» **Given data**:
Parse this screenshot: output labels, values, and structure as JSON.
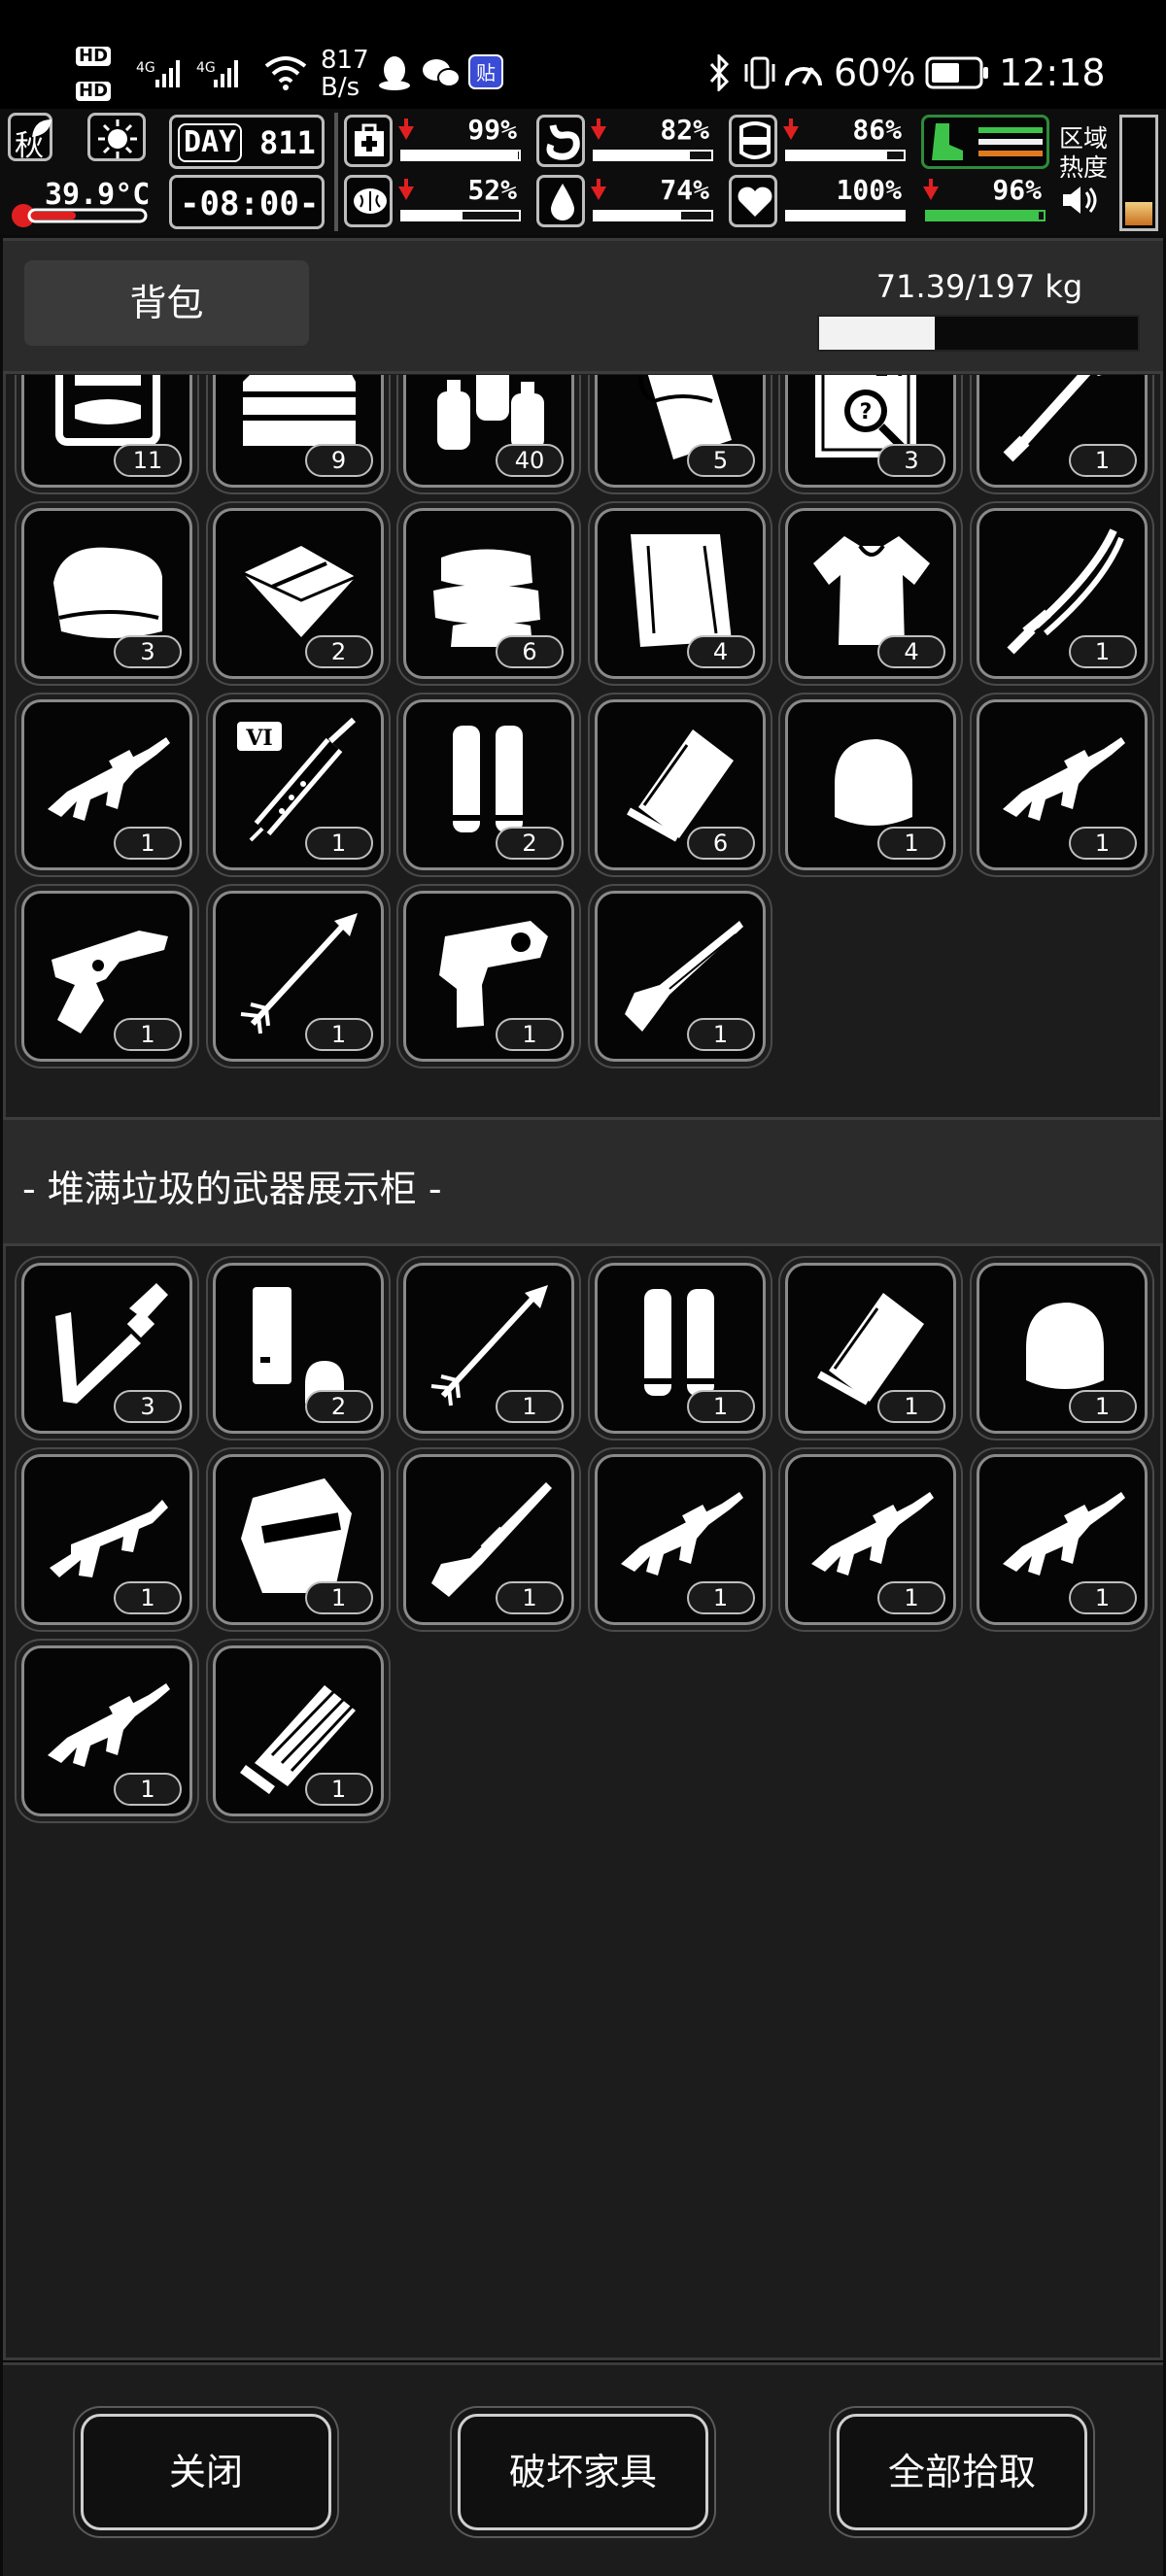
{
  "status_bar": {
    "hd1": "HD",
    "hd2": "HD",
    "net_speed_value": "817",
    "net_speed_unit": "B/s",
    "battery_pct": "60%",
    "time": "12:18"
  },
  "hud": {
    "season": "秋",
    "temperature": "39.9°C",
    "day_label": "DAY",
    "day_number": "811",
    "clock": "-08:00-",
    "region_heat_line1": "区域",
    "region_heat_line2": "热度",
    "stats": [
      {
        "name": "health",
        "icon": "medkit-icon",
        "value": "99%",
        "fraction": 0.99
      },
      {
        "name": "hunger",
        "icon": "stomach-icon",
        "value": "82%",
        "fraction": 0.82
      },
      {
        "name": "armor",
        "icon": "armor-icon",
        "value": "86%",
        "fraction": 0.86
      },
      {
        "name": "sanity",
        "icon": "brain-icon",
        "value": "52%",
        "fraction": 0.52
      },
      {
        "name": "thirst",
        "icon": "water-drop-icon",
        "value": "74%",
        "fraction": 0.74
      },
      {
        "name": "mood",
        "icon": "heart-icon",
        "value": "100%",
        "fraction": 1.0
      },
      {
        "name": "stamina",
        "icon": "boot-icon",
        "value": "96%",
        "fraction": 0.96
      }
    ]
  },
  "backpack": {
    "tab_label": "背包",
    "weight": "71.39/197 kg",
    "weight_fraction": 0.3624,
    "items": [
      {
        "icon": "toolkit-icon",
        "qty": "11"
      },
      {
        "icon": "toolbox-icon",
        "qty": "9"
      },
      {
        "icon": "spray-cans-icon",
        "qty": "40"
      },
      {
        "icon": "paper-roll-icon",
        "qty": "5"
      },
      {
        "icon": "manual-book-iv-icon",
        "qty": "3"
      },
      {
        "icon": "shovel-icon",
        "qty": "1"
      },
      {
        "icon": "blanket-icon",
        "qty": "3"
      },
      {
        "icon": "cloth-icon",
        "qty": "2"
      },
      {
        "icon": "clothes-pile-icon",
        "qty": "6"
      },
      {
        "icon": "towel-icon",
        "qty": "4"
      },
      {
        "icon": "shirt-icon",
        "qty": "4"
      },
      {
        "icon": "katana-icon",
        "qty": "1"
      },
      {
        "icon": "assault-rifle-icon",
        "qty": "1"
      },
      {
        "icon": "syringe-vi-icon",
        "qty": "1"
      },
      {
        "icon": "cartridges-icon",
        "qty": "2"
      },
      {
        "icon": "bullet-pack-icon",
        "qty": "6"
      },
      {
        "icon": "bullet-icon",
        "qty": "1"
      },
      {
        "icon": "assault-rifle-icon",
        "qty": "1"
      },
      {
        "icon": "revolver-icon",
        "qty": "1"
      },
      {
        "icon": "arrow-icon",
        "qty": "1"
      },
      {
        "icon": "flare-gun-icon",
        "qty": "1"
      },
      {
        "icon": "shotgun-icon",
        "qty": "1"
      }
    ]
  },
  "container": {
    "title": "- 堆满垃圾的武器展示柜 -",
    "items": [
      {
        "icon": "crowbar-bolt-icon",
        "qty": "3"
      },
      {
        "icon": "magazine-icon",
        "qty": "2"
      },
      {
        "icon": "arrow-icon",
        "qty": "1"
      },
      {
        "icon": "cartridges-icon",
        "qty": "1"
      },
      {
        "icon": "bullet-pack-icon",
        "qty": "1"
      },
      {
        "icon": "bullet-icon",
        "qty": "1"
      },
      {
        "icon": "smg-icon",
        "qty": "1"
      },
      {
        "icon": "riot-shield-icon",
        "qty": "1"
      },
      {
        "icon": "hunting-rifle-icon",
        "qty": "1"
      },
      {
        "icon": "assault-rifle-icon",
        "qty": "1"
      },
      {
        "icon": "assault-rifle-icon",
        "qty": "1"
      },
      {
        "icon": "assault-rifle-icon",
        "qty": "1"
      },
      {
        "icon": "assault-rifle-icon",
        "qty": "1"
      },
      {
        "icon": "minigun-icon",
        "qty": "1"
      }
    ]
  },
  "buttons": {
    "close": "关闭",
    "destroy": "破坏家具",
    "take_all": "全部拾取"
  }
}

» **Do this**: Repeat the material above verbatim, with no pictures in the output.

» **Full output**:
Parse this screenshot: output labels, values, and structure as JSON.
{
  "status_bar": {
    "hd1": "HD",
    "hd2": "HD",
    "net_speed_value": "817",
    "net_speed_unit": "B/s",
    "battery_pct": "60%",
    "time": "12:18"
  },
  "hud": {
    "season": "秋",
    "temperature": "39.9°C",
    "day_label": "DAY",
    "day_number": "811",
    "clock": "-08:00-",
    "region_heat_line1": "区域",
    "region_heat_line2": "热度",
    "stats": [
      {
        "name": "health",
        "icon": "medkit-icon",
        "value": "99%",
        "fraction": 0.99
      },
      {
        "name": "hunger",
        "icon": "stomach-icon",
        "value": "82%",
        "fraction": 0.82
      },
      {
        "name": "armor",
        "icon": "armor-icon",
        "value": "86%",
        "fraction": 0.86
      },
      {
        "name": "sanity",
        "icon": "brain-icon",
        "value": "52%",
        "fraction": 0.52
      },
      {
        "name": "thirst",
        "icon": "water-drop-icon",
        "value": "74%",
        "fraction": 0.74
      },
      {
        "name": "mood",
        "icon": "heart-icon",
        "value": "100%",
        "fraction": 1.0
      },
      {
        "name": "stamina",
        "icon": "boot-icon",
        "value": "96%",
        "fraction": 0.96
      }
    ]
  },
  "backpack": {
    "tab_label": "背包",
    "weight": "71.39/197 kg",
    "weight_fraction": 0.3624,
    "items": [
      {
        "icon": "toolkit-icon",
        "qty": "11"
      },
      {
        "icon": "toolbox-icon",
        "qty": "9"
      },
      {
        "icon": "spray-cans-icon",
        "qty": "40"
      },
      {
        "icon": "paper-roll-icon",
        "qty": "5"
      },
      {
        "icon": "manual-book-iv-icon",
        "qty": "3"
      },
      {
        "icon": "shovel-icon",
        "qty": "1"
      },
      {
        "icon": "blanket-icon",
        "qty": "3"
      },
      {
        "icon": "cloth-icon",
        "qty": "2"
      },
      {
        "icon": "clothes-pile-icon",
        "qty": "6"
      },
      {
        "icon": "towel-icon",
        "qty": "4"
      },
      {
        "icon": "shirt-icon",
        "qty": "4"
      },
      {
        "icon": "katana-icon",
        "qty": "1"
      },
      {
        "icon": "assault-rifle-icon",
        "qty": "1"
      },
      {
        "icon": "syringe-vi-icon",
        "qty": "1"
      },
      {
        "icon": "cartridges-icon",
        "qty": "2"
      },
      {
        "icon": "bullet-pack-icon",
        "qty": "6"
      },
      {
        "icon": "bullet-icon",
        "qty": "1"
      },
      {
        "icon": "assault-rifle-icon",
        "qty": "1"
      },
      {
        "icon": "revolver-icon",
        "qty": "1"
      },
      {
        "icon": "arrow-icon",
        "qty": "1"
      },
      {
        "icon": "flare-gun-icon",
        "qty": "1"
      },
      {
        "icon": "shotgun-icon",
        "qty": "1"
      }
    ]
  },
  "container": {
    "title": "- 堆满垃圾的武器展示柜 -",
    "items": [
      {
        "icon": "crowbar-bolt-icon",
        "qty": "3"
      },
      {
        "icon": "magazine-icon",
        "qty": "2"
      },
      {
        "icon": "arrow-icon",
        "qty": "1"
      },
      {
        "icon": "cartridges-icon",
        "qty": "1"
      },
      {
        "icon": "bullet-pack-icon",
        "qty": "1"
      },
      {
        "icon": "bullet-icon",
        "qty": "1"
      },
      {
        "icon": "smg-icon",
        "qty": "1"
      },
      {
        "icon": "riot-shield-icon",
        "qty": "1"
      },
      {
        "icon": "hunting-rifle-icon",
        "qty": "1"
      },
      {
        "icon": "assault-rifle-icon",
        "qty": "1"
      },
      {
        "icon": "assault-rifle-icon",
        "qty": "1"
      },
      {
        "icon": "assault-rifle-icon",
        "qty": "1"
      },
      {
        "icon": "assault-rifle-icon",
        "qty": "1"
      },
      {
        "icon": "minigun-icon",
        "qty": "1"
      }
    ]
  },
  "buttons": {
    "close": "关闭",
    "destroy": "破坏家具",
    "take_all": "全部拾取"
  }
}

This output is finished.